*Given instruction*
The required output is the line containing "Decode this image" through the final line of the material below, printed exactly, with no other lines.

*Supplied material*

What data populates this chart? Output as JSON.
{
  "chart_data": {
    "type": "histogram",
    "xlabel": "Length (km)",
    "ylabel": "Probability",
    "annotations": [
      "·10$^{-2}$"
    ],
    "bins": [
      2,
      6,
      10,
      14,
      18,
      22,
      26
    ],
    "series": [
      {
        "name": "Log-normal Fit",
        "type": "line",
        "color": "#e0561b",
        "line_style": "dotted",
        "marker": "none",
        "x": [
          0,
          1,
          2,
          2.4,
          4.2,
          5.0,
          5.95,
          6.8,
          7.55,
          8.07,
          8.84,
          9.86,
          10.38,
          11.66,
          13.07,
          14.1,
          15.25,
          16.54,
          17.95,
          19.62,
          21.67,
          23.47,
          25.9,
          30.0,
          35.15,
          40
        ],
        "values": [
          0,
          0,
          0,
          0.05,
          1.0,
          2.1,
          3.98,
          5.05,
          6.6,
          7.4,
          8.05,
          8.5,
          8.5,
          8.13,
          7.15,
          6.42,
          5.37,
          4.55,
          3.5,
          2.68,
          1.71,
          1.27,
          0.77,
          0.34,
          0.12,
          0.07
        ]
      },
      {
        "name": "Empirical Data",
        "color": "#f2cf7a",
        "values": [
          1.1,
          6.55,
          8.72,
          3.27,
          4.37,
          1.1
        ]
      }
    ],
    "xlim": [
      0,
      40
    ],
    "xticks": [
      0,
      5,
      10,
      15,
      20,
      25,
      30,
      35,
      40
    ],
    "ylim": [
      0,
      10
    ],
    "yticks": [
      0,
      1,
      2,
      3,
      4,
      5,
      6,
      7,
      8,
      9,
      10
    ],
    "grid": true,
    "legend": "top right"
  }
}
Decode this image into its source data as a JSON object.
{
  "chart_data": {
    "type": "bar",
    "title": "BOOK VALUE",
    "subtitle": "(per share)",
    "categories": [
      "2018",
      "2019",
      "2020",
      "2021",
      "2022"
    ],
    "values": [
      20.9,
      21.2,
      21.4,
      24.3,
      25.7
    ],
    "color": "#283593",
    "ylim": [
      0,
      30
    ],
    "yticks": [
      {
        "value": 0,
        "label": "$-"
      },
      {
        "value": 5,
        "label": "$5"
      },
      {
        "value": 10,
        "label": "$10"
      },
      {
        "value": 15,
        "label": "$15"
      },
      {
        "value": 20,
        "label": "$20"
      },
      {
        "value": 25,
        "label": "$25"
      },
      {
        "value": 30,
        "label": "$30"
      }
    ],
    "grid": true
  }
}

*Result of the task*
Decode this image into its source data as a JSON object.
{
  "chart_data": {
    "type": "bar",
    "title": "BOOK VALUE",
    "subtitle": "(per share)",
    "categories": [
      "2018",
      "2019",
      "2020",
      "2021",
      "2022"
    ],
    "values": [
      20.9,
      21.2,
      21.4,
      24.3,
      25.7
    ],
    "color": "#283593",
    "ylim": [
      0,
      30
    ],
    "yticks": [
      {
        "value": 0,
        "label": "$-"
      },
      {
        "value": 5,
        "label": "$5"
      },
      {
        "value": 10,
        "label": "$10"
      },
      {
        "value": 15,
        "label": "$15"
      },
      {
        "value": 20,
        "label": "$20"
      },
      {
        "value": 25,
        "label": "$25"
      },
      {
        "value": 30,
        "label": "$30"
      }
    ],
    "grid": true
  }
}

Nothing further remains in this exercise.